* What to work on
Where a line contains the word "如图所示", copy that line.

* Exercise material
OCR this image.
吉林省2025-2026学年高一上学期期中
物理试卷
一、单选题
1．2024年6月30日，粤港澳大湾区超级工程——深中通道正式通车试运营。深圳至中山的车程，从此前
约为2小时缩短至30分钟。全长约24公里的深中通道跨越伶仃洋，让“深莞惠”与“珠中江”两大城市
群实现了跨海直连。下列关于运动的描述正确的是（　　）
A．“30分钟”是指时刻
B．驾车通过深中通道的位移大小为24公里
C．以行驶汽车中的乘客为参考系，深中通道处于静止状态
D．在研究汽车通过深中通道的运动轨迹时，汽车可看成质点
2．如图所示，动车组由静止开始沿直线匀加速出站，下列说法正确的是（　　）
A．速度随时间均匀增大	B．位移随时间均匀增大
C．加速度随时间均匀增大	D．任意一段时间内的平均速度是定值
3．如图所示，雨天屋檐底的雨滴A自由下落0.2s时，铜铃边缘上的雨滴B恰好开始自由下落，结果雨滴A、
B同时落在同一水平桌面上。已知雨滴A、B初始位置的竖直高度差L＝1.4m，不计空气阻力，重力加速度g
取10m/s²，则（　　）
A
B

* Response for this exercise
2．如图所示，动车组由静止开始沿直线匀加速出站，下列说法正确的是（　　）
3．如图所示，雨天屋檐底的雨滴A自由下落0.2s时，铜铃边缘上的雨滴B恰好开始自由下落，结果雨滴A、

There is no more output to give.